## Begin PROVIDED INFORMATION

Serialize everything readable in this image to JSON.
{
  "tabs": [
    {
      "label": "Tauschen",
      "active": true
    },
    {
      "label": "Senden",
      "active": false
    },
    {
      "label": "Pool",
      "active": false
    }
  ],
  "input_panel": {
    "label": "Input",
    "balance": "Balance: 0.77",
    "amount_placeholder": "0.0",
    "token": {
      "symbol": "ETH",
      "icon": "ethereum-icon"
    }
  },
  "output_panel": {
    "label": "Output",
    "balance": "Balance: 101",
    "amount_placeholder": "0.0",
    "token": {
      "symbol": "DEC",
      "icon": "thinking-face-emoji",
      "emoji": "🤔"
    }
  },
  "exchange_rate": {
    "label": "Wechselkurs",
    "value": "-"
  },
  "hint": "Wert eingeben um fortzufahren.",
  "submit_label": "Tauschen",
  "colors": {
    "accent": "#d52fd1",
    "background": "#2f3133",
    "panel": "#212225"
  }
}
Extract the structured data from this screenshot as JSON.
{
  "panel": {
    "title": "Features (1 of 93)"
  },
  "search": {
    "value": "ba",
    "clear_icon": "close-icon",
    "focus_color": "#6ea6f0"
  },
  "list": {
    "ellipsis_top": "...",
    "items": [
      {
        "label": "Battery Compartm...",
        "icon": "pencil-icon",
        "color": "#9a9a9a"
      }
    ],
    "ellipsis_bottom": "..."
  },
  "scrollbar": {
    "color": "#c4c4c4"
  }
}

## End PROVIDED INFORMATION

Above are the records. Identify each line that contains the word "this".

Serialize everything readable in this image to JSON.
Extract the structured data from this screenshot as JSON.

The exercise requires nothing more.